## INSTRUCTIONS FOR THE TASK
Copy out every line in the entries below that includes "have".

## RECORDS TO USE

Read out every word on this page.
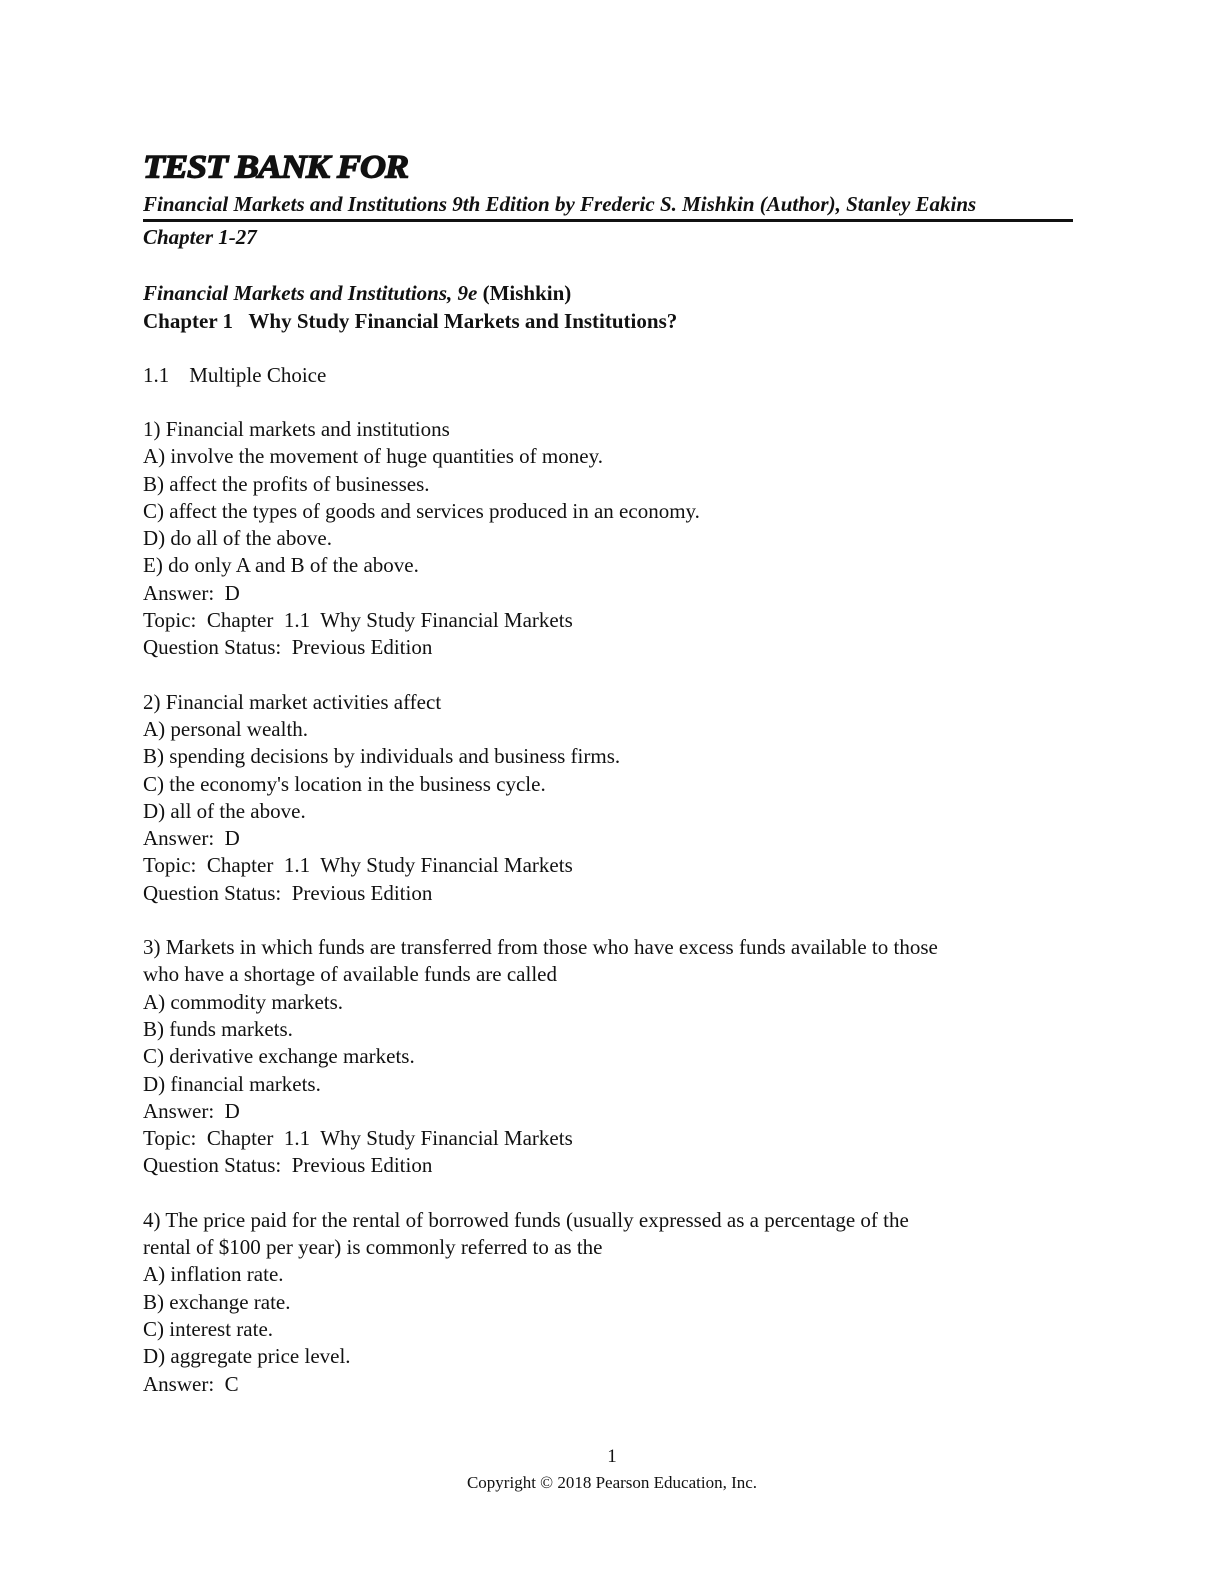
TEST BANK FOR
Financial Markets and Institutions 9th Edition by Frederic S. Mishkin (Author), Stanley Eakins
Chapter 1-27
Financial Markets and Institutions, 9e (Mishkin)
Chapter 1   Why Study Financial Markets and Institutions?
1.1 Multiple Choice
1) Financial markets and institutions
A) involve the movement of huge quantities of money.
B) affect the profits of businesses.
C) affect the types of goods and services produced in an economy.
D) do all of the above.
E) do only A and B of the above.
Answer:  D
Topic:  Chapter  1.1  Why Study Financial Markets
Question Status:  Previous Edition
2) Financial market activities affect
A) personal wealth.
B) spending decisions by individuals and business firms.
C) the economy's location in the business cycle.
D) all of the above.
Answer:  D
Topic:  Chapter  1.1  Why Study Financial Markets
Question Status:  Previous Edition
3) Markets in which funds are transferred from those who have excess funds available to those
who have a shortage of available funds are called
A) commodity markets.
B) funds markets.
C) derivative exchange markets.
D) financial markets.
Answer:  D
Topic:  Chapter  1.1  Why Study Financial Markets
Question Status:  Previous Edition
4) The price paid for the rental of borrowed funds (usually expressed as a percentage of the
rental of $100 per year) is commonly referred to as the
A) inflation rate.
B) exchange rate.
C) interest rate.
D) aggregate price level.
Answer:  C
1
Copyright © 2018 Pearson Education, Inc.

## EXERCISE OUTPUT
3) Markets in which funds are transferred from those who have excess funds available to those
who have a shortage of available funds are called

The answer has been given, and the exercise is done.